*Task goal*:
What you return should match every record exactly, with the images removed.

(Records excerpted from a collection)

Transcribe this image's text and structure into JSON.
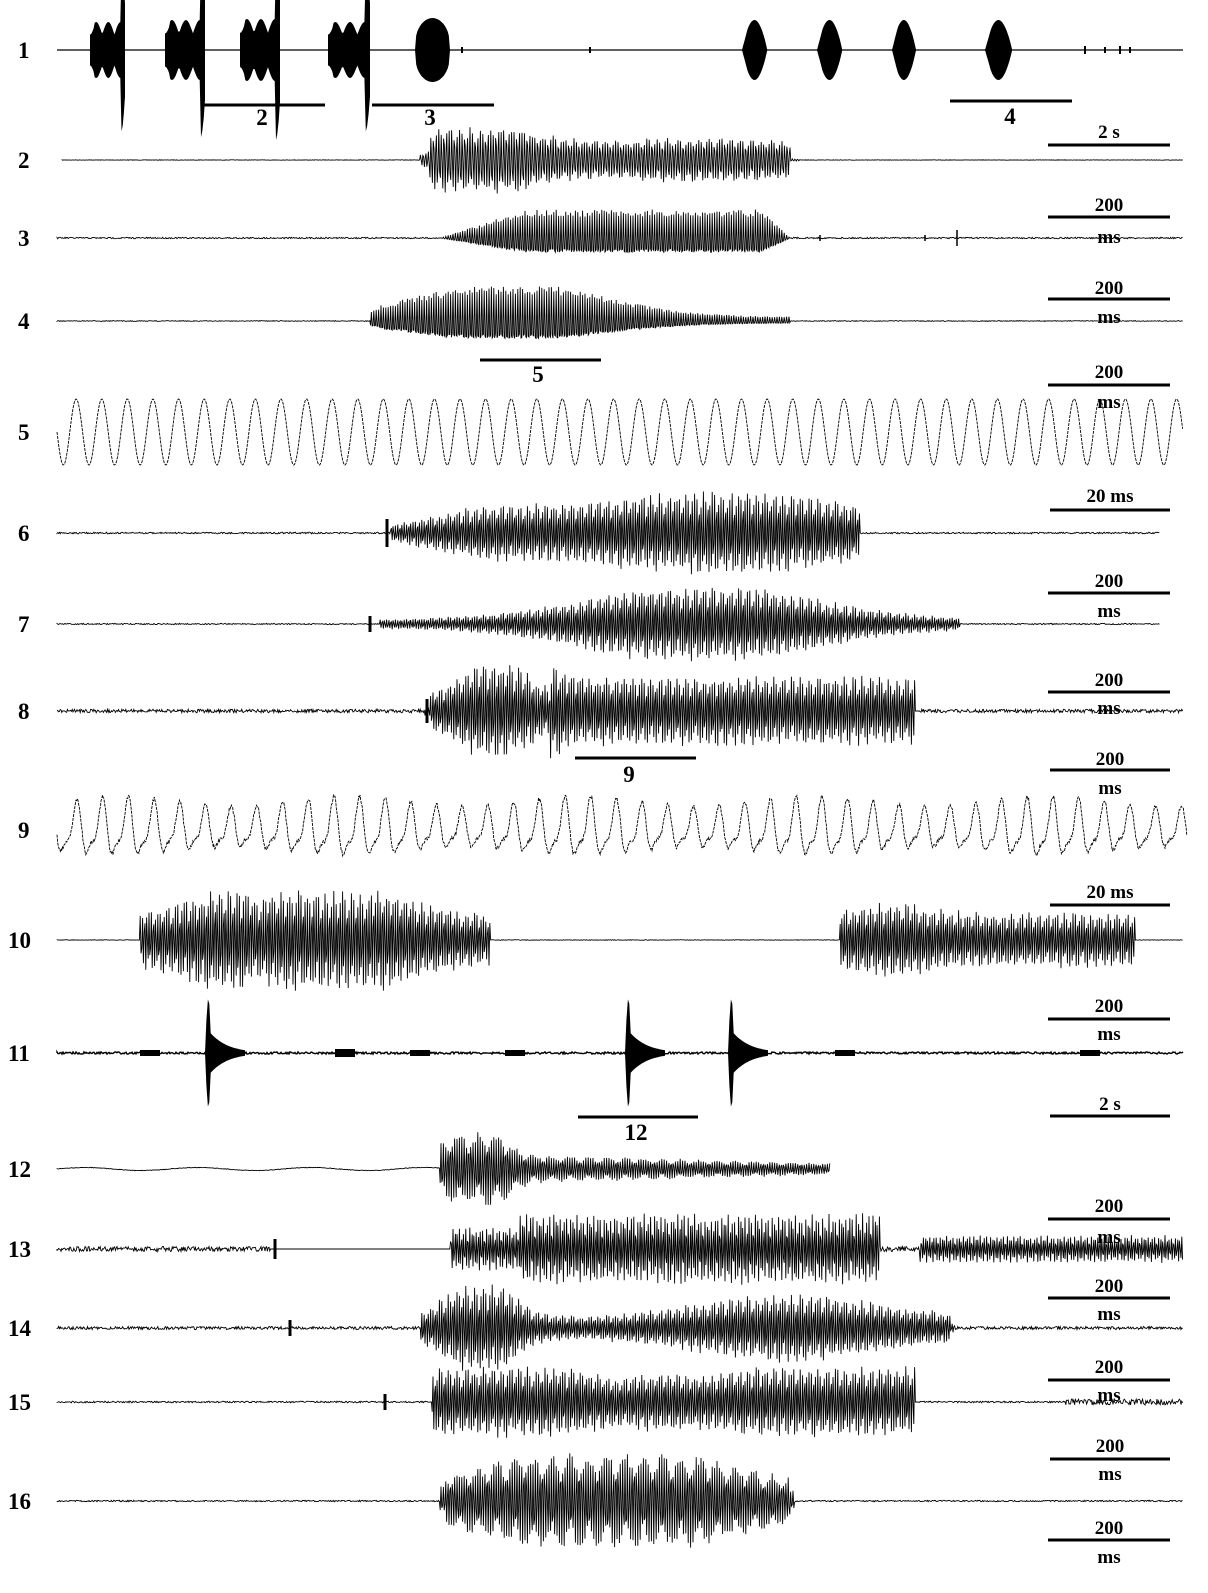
{
  "traces": [
    {
      "id": "1",
      "label": "1",
      "scale": [
        "2 s"
      ]
    },
    {
      "id": "2",
      "label": "2",
      "scale": [
        "200",
        "ms"
      ]
    },
    {
      "id": "3",
      "label": "3",
      "scale": [
        "200",
        "ms"
      ]
    },
    {
      "id": "4",
      "label": "4",
      "scale": [
        "200",
        "ms"
      ]
    },
    {
      "id": "5",
      "label": "5",
      "scale": [
        "20  ms"
      ]
    },
    {
      "id": "6",
      "label": "6",
      "scale": [
        "200",
        "ms"
      ]
    },
    {
      "id": "7",
      "label": "7",
      "scale": [
        "200",
        "ms"
      ]
    },
    {
      "id": "8",
      "label": "8",
      "scale": [
        "200",
        "ms"
      ]
    },
    {
      "id": "9",
      "label": "9",
      "scale": [
        "20  ms"
      ]
    },
    {
      "id": "10",
      "label": "10",
      "scale": [
        "200",
        "ms"
      ]
    },
    {
      "id": "11",
      "label": "11",
      "scale": [
        "2 s"
      ]
    },
    {
      "id": "12",
      "label": "12",
      "scale": [
        "200",
        "ms"
      ]
    },
    {
      "id": "13",
      "label": "13",
      "scale": [
        "200",
        "ms"
      ]
    },
    {
      "id": "14",
      "label": "14",
      "scale": [
        "200",
        "ms"
      ]
    },
    {
      "id": "15",
      "label": "15",
      "scale": [
        "200",
        "ms"
      ]
    },
    {
      "id": "16",
      "label": "16",
      "scale": [
        "200",
        "ms"
      ]
    }
  ],
  "segment_markers": [
    {
      "label": "2",
      "on": "1"
    },
    {
      "label": "3",
      "on": "1"
    },
    {
      "label": "4",
      "on": "1"
    },
    {
      "label": "5",
      "on": "4"
    },
    {
      "label": "9",
      "on": "8"
    },
    {
      "label": "12",
      "on": "11"
    }
  ]
}
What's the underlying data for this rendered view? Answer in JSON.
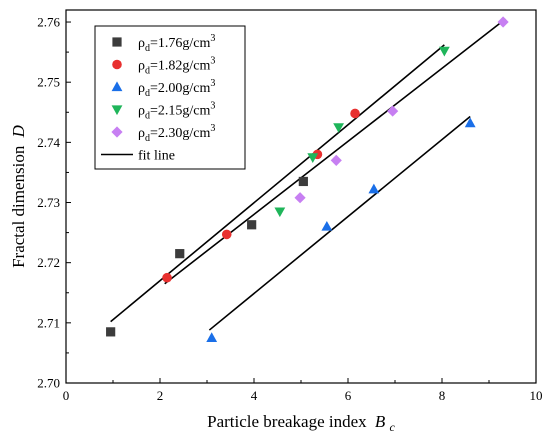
{
  "chart_data": {
    "type": "scatter",
    "xlabel": "Particle breakage index",
    "xlabel_symbol": "B",
    "xlabel_subscript": "c",
    "ylabel": "Fractal dimension",
    "ylabel_symbol": "D",
    "xlim": [
      0,
      10
    ],
    "ylim": [
      2.7,
      2.762
    ],
    "x_ticks": [
      "0",
      "2",
      "4",
      "6",
      "8",
      "10"
    ],
    "y_ticks": [
      "2.70",
      "2.71",
      "2.72",
      "2.73",
      "2.74",
      "2.75",
      "2.76"
    ],
    "grid": false,
    "legend_position": "top-left",
    "legend_prefix": "ρ",
    "legend_prefix_sub": "d",
    "series": [
      {
        "name": "=1.76g/cm",
        "unit_sup": "3",
        "marker": "square",
        "color": "#3c3c3c",
        "points": [
          [
            0.95,
            2.7085
          ],
          [
            2.42,
            2.7215
          ],
          [
            3.95,
            2.7263
          ],
          [
            5.05,
            2.7335
          ]
        ]
      },
      {
        "name": "=1.82g/cm",
        "unit_sup": "3",
        "marker": "circle",
        "color": "#e8302f",
        "points": [
          [
            2.15,
            2.7175
          ],
          [
            3.42,
            2.7247
          ],
          [
            5.35,
            2.738
          ],
          [
            6.15,
            2.7448
          ]
        ]
      },
      {
        "name": "=2.00g/cm",
        "unit_sup": "3",
        "marker": "triangle-up",
        "color": "#1a6fe8",
        "points": [
          [
            3.1,
            2.7075
          ],
          [
            5.55,
            2.726
          ],
          [
            6.55,
            2.7322
          ],
          [
            8.6,
            2.7432
          ]
        ]
      },
      {
        "name": "=2.15g/cm",
        "unit_sup": "3",
        "marker": "triangle-down",
        "color": "#1fb55a",
        "points": [
          [
            4.55,
            2.7285
          ],
          [
            5.25,
            2.7375
          ],
          [
            5.8,
            2.7425
          ],
          [
            8.05,
            2.7552
          ]
        ]
      },
      {
        "name": "=2.30g/cm",
        "unit_sup": "3",
        "marker": "diamond",
        "color": "#c77ff2",
        "points": [
          [
            4.98,
            2.7308
          ],
          [
            5.75,
            2.737
          ],
          [
            6.95,
            2.7452
          ],
          [
            9.3,
            2.76
          ]
        ]
      }
    ],
    "fit_legend": "fit line",
    "fit_lines": [
      [
        [
          0.95,
          2.7102
        ],
        [
          8.05,
          2.7562
        ]
      ],
      [
        [
          2.1,
          2.7165
        ],
        [
          9.35,
          2.7605
        ]
      ],
      [
        [
          3.05,
          2.7088
        ],
        [
          8.6,
          2.7443
        ]
      ]
    ]
  }
}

*Response to this exercise*:
Transcribe this image's text and structure into JSON.
{
  "traces": [
    {
      "id": "1",
      "label": "1",
      "scale": [
        "2 s"
      ]
    },
    {
      "id": "2",
      "label": "2",
      "scale": [
        "200",
        "ms"
      ]
    },
    {
      "id": "3",
      "label": "3",
      "scale": [
        "200",
        "ms"
      ]
    },
    {
      "id": "4",
      "label": "4",
      "scale": [
        "200",
        "ms"
      ]
    },
    {
      "id": "5",
      "label": "5",
      "scale": [
        "20  ms"
      ]
    },
    {
      "id": "6",
      "label": "6",
      "scale": [
        "200",
        "ms"
      ]
    },
    {
      "id": "7",
      "label": "7",
      "scale": [
        "200",
        "ms"
      ]
    },
    {
      "id": "8",
      "label": "8",
      "scale": [
        "200",
        "ms"
      ]
    },
    {
      "id": "9",
      "label": "9",
      "scale": [
        "20  ms"
      ]
    },
    {
      "id": "10",
      "label": "10",
      "scale": [
        "200",
        "ms"
      ]
    },
    {
      "id": "11",
      "label": "11",
      "scale": [
        "2 s"
      ]
    },
    {
      "id": "12",
      "label": "12",
      "scale": [
        "200",
        "ms"
      ]
    },
    {
      "id": "13",
      "label": "13",
      "scale": [
        "200",
        "ms"
      ]
    },
    {
      "id": "14",
      "label": "14",
      "scale": [
        "200",
        "ms"
      ]
    },
    {
      "id": "15",
      "label": "15",
      "scale": [
        "200",
        "ms"
      ]
    },
    {
      "id": "16",
      "label": "16",
      "scale": [
        "200",
        "ms"
      ]
    }
  ],
  "segment_markers": [
    {
      "label": "2",
      "on": "1"
    },
    {
      "label": "3",
      "on": "1"
    },
    {
      "label": "4",
      "on": "1"
    },
    {
      "label": "5",
      "on": "4"
    },
    {
      "label": "9",
      "on": "8"
    },
    {
      "label": "12",
      "on": "11"
    }
  ]
}
What's the underlying data for this rendered view? Answer in JSON.
{
  "chart_data": {
    "type": "scatter",
    "xlabel": "Particle breakage index",
    "xlabel_symbol": "B",
    "xlabel_subscript": "c",
    "ylabel": "Fractal dimension",
    "ylabel_symbol": "D",
    "xlim": [
      0,
      10
    ],
    "ylim": [
      2.7,
      2.762
    ],
    "x_ticks": [
      "0",
      "2",
      "4",
      "6",
      "8",
      "10"
    ],
    "y_ticks": [
      "2.70",
      "2.71",
      "2.72",
      "2.73",
      "2.74",
      "2.75",
      "2.76"
    ],
    "grid": false,
    "legend_position": "top-left",
    "legend_prefix": "ρ",
    "legend_prefix_sub": "d",
    "series": [
      {
        "name": "=1.76g/cm",
        "unit_sup": "3",
        "marker": "square",
        "color": "#3c3c3c",
        "points": [
          [
            0.95,
            2.7085
          ],
          [
            2.42,
            2.7215
          ],
          [
            3.95,
            2.7263
          ],
          [
            5.05,
            2.7335
          ]
        ]
      },
      {
        "name": "=1.82g/cm",
        "unit_sup": "3",
        "marker": "circle",
        "color": "#e8302f",
        "points": [
          [
            2.15,
            2.7175
          ],
          [
            3.42,
            2.7247
          ],
          [
            5.35,
            2.738
          ],
          [
            6.15,
            2.7448
          ]
        ]
      },
      {
        "name": "=2.00g/cm",
        "unit_sup": "3",
        "marker": "triangle-up",
        "color": "#1a6fe8",
        "points": [
          [
            3.1,
            2.7075
          ],
          [
            5.55,
            2.726
          ],
          [
            6.55,
            2.7322
          ],
          [
            8.6,
            2.7432
          ]
        ]
      },
      {
        "name": "=2.15g/cm",
        "unit_sup": "3",
        "marker": "triangle-down",
        "color": "#1fb55a",
        "points": [
          [
            4.55,
            2.7285
          ],
          [
            5.25,
            2.7375
          ],
          [
            5.8,
            2.7425
          ],
          [
            8.05,
            2.7552
          ]
        ]
      },
      {
        "name": "=2.30g/cm",
        "unit_sup": "3",
        "marker": "diamond",
        "color": "#c77ff2",
        "points": [
          [
            4.98,
            2.7308
          ],
          [
            5.75,
            2.737
          ],
          [
            6.95,
            2.7452
          ],
          [
            9.3,
            2.76
          ]
        ]
      }
    ],
    "fit_legend": "fit line",
    "fit_lines": [
      [
        [
          0.95,
          2.7102
        ],
        [
          8.05,
          2.7562
        ]
      ],
      [
        [
          2.1,
          2.7165
        ],
        [
          9.35,
          2.7605
        ]
      ],
      [
        [
          3.05,
          2.7088
        ],
        [
          8.6,
          2.7443
        ]
      ]
    ]
  }
}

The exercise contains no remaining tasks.